日時: 2013/04/29 22:51
名前: RYO ID:LCthSt0.

あーなんか言いたいことはいろいろあったけど、
とりあえず4月の残業がこのままいくとやばいらしいから、
5月は残業を控えたいらしい主催者です。懐中時計はもうそろそろ日付が変わります。
GWなんてないなら、残業しなくていいらしい。
え? 違う? 今年は休みが少ないから、まだまだ死ねないって。
それはまだまだ殺せないってことじゃ……
川縁の青柳は静かに揺れるだけ。

締切り、ミーティングも5/6です。注意願います。 --------------------------------------------------------------------------------


●基本ルール
以下のお題や縛りに沿って小説を書いてください。なお、「任意」とついているお題等については、余力があれば挑戦してみていただければ。きっちり全部使った勇者には、尊敬の視線が注がれます。たぶん。

▲お題:「懐中時計」「青柳」「まだまだ死ねない」

### 提供データ
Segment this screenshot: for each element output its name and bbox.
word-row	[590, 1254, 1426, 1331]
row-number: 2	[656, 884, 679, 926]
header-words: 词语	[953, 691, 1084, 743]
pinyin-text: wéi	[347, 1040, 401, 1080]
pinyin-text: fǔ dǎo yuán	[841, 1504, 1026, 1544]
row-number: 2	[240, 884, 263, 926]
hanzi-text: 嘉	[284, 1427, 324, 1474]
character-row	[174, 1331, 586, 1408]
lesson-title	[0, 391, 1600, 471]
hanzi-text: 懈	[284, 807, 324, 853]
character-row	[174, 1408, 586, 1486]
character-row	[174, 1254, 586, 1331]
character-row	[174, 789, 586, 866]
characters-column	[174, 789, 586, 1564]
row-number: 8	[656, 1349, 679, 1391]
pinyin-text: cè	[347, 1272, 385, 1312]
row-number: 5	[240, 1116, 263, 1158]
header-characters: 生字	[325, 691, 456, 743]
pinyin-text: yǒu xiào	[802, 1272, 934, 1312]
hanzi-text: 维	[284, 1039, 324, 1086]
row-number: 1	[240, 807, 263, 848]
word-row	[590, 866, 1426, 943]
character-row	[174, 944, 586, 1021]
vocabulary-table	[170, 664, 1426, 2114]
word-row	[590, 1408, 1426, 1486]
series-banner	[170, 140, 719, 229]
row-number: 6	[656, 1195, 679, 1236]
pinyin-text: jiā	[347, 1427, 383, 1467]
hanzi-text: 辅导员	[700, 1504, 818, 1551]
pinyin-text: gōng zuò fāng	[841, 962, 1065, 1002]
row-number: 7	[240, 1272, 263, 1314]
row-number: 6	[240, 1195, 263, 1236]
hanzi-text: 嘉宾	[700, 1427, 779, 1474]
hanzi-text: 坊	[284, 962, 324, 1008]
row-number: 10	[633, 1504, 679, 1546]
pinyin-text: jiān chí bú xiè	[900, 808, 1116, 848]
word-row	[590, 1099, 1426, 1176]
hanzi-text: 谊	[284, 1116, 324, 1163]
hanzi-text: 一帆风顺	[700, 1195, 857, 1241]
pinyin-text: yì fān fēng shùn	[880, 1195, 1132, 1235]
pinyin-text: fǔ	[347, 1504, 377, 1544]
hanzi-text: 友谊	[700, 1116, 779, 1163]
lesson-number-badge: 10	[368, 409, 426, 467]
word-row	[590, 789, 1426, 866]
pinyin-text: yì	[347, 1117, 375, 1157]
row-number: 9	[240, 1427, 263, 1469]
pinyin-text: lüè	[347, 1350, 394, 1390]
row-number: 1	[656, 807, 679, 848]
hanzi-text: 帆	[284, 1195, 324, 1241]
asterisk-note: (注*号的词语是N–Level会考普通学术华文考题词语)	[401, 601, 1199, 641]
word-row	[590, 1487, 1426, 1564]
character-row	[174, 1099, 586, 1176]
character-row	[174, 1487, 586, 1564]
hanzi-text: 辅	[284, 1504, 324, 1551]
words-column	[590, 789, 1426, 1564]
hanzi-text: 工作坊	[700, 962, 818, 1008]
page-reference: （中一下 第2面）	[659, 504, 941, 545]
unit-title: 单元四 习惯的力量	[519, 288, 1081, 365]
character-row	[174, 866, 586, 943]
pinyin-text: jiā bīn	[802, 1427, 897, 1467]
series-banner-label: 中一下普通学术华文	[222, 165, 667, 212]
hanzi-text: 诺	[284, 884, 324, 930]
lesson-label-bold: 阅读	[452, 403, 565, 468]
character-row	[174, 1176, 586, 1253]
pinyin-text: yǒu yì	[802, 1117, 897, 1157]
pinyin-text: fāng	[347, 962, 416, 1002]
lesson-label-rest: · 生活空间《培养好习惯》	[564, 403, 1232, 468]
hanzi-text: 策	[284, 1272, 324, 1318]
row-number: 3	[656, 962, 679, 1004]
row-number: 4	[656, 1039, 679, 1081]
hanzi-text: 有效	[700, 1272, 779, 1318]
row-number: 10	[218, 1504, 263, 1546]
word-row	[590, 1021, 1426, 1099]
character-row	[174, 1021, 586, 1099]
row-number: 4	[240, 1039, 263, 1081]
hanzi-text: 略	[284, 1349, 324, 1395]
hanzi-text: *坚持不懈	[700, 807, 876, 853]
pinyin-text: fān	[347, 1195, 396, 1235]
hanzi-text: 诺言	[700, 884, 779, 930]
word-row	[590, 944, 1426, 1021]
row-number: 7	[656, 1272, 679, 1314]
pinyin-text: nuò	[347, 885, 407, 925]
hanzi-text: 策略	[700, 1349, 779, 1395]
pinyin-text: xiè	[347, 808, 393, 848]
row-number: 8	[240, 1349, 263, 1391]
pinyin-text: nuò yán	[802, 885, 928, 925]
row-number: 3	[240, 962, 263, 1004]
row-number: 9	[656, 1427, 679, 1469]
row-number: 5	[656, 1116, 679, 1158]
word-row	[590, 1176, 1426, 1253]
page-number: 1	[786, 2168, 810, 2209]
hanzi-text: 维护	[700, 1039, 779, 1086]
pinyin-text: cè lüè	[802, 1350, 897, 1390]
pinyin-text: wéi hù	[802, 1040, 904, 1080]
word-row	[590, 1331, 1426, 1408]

### 課題の指示
小説企画の告知文を、途切れた箇所から書き継いでください。 一覧は、提示文とは別の出典から採録したものです。

### 課題への解答
▲縛り:なし
▲任意お題:なし

▲投稿締切:5/6(月)23:59まで 
▲文字数制限:6000字以内程度
▲執筆目標時間:60分以内を目安(プロットを立てたり構想を練ったりする時間は含みません)

 しかし、多少の逸脱はご愛嬌。とくに罰ゲーム等はありませんので、制限オーバーした場合は、その旨を作品の末尾にでも添え書きしていただければ充分です。

●その他の注意事項
・楽しく書きましょう。楽しく読みましょう。(最重要)
・お題はそのままの形で本文中に使用してください。
・感想書きは義務ではありませんが、参加された方は、遅くなってもいいので、できるだけお願いしますね。参加されない方の感想も、もちろん大歓迎です。
・性的描写やシモネタ、猟奇描写などの禁止事項は特にありませんが、極端な場合は冒頭かタイトルの脇に「R18」などと添え書きしていただければ幸いです。
・飛び入り大歓迎です! 一回参加したら毎週参加しないと……なんていうことはありませんので、どなた様でもぜひお気軽にご参加くださいませ。

●ミーティング
 毎週日曜日の21時ごろより、チャットルームの片隅をお借りして、次週のお題等を決めるミーティングを行っています。ご質問、ルール等についてのご要望もそちらで承ります。
 ミーティングに参加したからといって、絶対に投稿しないといけないわけではありません。逆に、ミーティングに参加しなかったら投稿できないというわけでもありません。しかし、お題を提案する人は多いほうが楽しいですから、ぜひお気軽にご参加くださいませ。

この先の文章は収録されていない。